● TASK DIRECTIONS: All entries are to be returned verbatim.
BEGIN
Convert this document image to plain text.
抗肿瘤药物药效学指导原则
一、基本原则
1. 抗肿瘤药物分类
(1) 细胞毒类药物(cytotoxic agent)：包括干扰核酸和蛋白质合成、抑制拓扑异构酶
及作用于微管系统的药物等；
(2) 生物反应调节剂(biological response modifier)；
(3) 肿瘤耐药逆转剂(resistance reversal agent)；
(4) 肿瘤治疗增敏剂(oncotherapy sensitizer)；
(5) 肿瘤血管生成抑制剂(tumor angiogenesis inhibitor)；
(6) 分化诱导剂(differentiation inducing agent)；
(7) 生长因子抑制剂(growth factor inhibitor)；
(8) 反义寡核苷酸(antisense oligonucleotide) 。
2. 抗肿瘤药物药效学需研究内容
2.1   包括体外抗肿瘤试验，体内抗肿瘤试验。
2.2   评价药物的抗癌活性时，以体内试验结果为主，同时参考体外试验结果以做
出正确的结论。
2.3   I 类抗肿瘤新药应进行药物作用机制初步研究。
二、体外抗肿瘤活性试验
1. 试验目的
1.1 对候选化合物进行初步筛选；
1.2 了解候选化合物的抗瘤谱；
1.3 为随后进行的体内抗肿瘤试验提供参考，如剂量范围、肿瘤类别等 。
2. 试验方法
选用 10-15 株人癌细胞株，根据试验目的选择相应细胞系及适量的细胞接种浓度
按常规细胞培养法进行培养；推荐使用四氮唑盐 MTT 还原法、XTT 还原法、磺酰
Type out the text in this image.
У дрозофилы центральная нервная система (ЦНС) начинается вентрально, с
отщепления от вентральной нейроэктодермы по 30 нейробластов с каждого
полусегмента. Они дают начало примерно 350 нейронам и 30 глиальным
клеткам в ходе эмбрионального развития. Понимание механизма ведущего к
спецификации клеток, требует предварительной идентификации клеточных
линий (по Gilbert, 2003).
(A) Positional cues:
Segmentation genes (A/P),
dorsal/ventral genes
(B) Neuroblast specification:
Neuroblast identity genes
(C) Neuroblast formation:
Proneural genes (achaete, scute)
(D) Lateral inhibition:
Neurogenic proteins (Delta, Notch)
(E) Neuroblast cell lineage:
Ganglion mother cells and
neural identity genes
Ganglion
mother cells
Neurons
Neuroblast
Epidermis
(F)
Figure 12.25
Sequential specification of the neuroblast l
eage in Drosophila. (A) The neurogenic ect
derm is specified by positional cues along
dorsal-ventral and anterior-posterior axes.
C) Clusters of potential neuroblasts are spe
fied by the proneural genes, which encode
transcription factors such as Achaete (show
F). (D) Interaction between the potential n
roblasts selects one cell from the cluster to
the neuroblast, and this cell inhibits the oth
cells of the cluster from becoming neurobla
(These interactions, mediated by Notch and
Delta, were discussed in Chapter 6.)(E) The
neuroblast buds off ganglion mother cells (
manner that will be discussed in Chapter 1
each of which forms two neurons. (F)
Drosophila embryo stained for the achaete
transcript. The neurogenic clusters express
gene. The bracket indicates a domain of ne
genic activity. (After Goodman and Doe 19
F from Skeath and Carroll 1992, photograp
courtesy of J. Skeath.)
END
● EXERCISE OUTPUT:
Convert this document image to plain text.
抗肿瘤药物药效学指导原则
一、基本原则
1. 抗肿瘤药物分类
(1) 细胞毒类药物(cytotoxic agent)：包括干扰核酸和蛋白质合成、抑制拓扑异构酶
及作用于微管系统的药物等；
(2) 生物反应调节剂(biological response modifier)；
(3) 肿瘤耐药逆转剂(resistance reversal agent)；
(4) 肿瘤治疗增敏剂(oncotherapy sensitizer)；
(5) 肿瘤血管生成抑制剂(tumor angiogenesis inhibitor)；
(6) 分化诱导剂(differentiation inducing agent)；
(7) 生长因子抑制剂(growth factor inhibitor)；
(8) 反义寡核苷酸(antisense oligonucleotide) 。
2. 抗肿瘤药物药效学需研究内容
2.1   包括体外抗肿瘤试验，体内抗肿瘤试验。
2.2   评价药物的抗癌活性时，以体内试验结果为主，同时参考体外试验结果以做
出正确的结论。
2.3   I 类抗肿瘤新药应进行药物作用机制初步研究。
二、体外抗肿瘤活性试验
1. 试验目的
1.1 对候选化合物进行初步筛选；
1.2 了解候选化合物的抗瘤谱；
1.3 为随后进行的体内抗肿瘤试验提供参考，如剂量范围、肿瘤类别等 。
2. 试验方法
选用 10-15 株人癌细胞株，根据试验目的选择相应细胞系及适量的细胞接种浓度
按常规细胞培养法进行培养；推荐使用四氮唑盐 MTT 还原法、XTT 还原法、磺酰
Type out the text in this image.
У дрозофилы центральная нервная система (ЦНС) начинается вентрально, с
отщепления от вентральной нейроэктодермы по 30 нейробластов с каждого
полусегмента. Они дают начало примерно 350 нейронам и 30 глиальным
клеткам в ходе эмбрионального развития. Понимание механизма ведущего к
спецификации клеток, требует предварительной идентификации клеточных
линий (по Gilbert, 2003).
(A) Positional cues:
Segmentation genes (A/P),
dorsal/ventral genes
(B) Neuroblast specification:
Neuroblast identity genes
(C) Neuroblast formation:
Proneural genes (achaete, scute)
(D) Lateral inhibition:
Neurogenic proteins (Delta, Notch)
(E) Neuroblast cell lineage:
Ganglion mother cells and
neural identity genes
Ganglion
mother cells
Neurons
Neuroblast
Epidermis
(F)
Figure 12.25
Sequential specification of the neuroblast l
eage in Drosophila. (A) The neurogenic ect
derm is specified by positional cues along
dorsal-ventral and anterior-posterior axes.
C) Clusters of potential neuroblasts are spe
fied by the proneural genes, which encode
transcription factors such as Achaete (show
F). (D) Interaction between the potential n
roblasts selects one cell from the cluster to
the neuroblast, and this cell inhibits the oth
cells of the cluster from becoming neurobla
(These interactions, mediated by Notch and
Delta, were discussed in Chapter 6.)(E) The
neuroblast buds off ganglion mother cells (
manner that will be discussed in Chapter 1
each of which forms two neurons. (F)
Drosophila embryo stained for the achaete
transcript. The neurogenic clusters express
gene. The bracket indicates a domain of ne
genic activity. (After Goodman and Doe 19
F from Skeath and Carroll 1992, photograp
courtesy of J. Skeath.)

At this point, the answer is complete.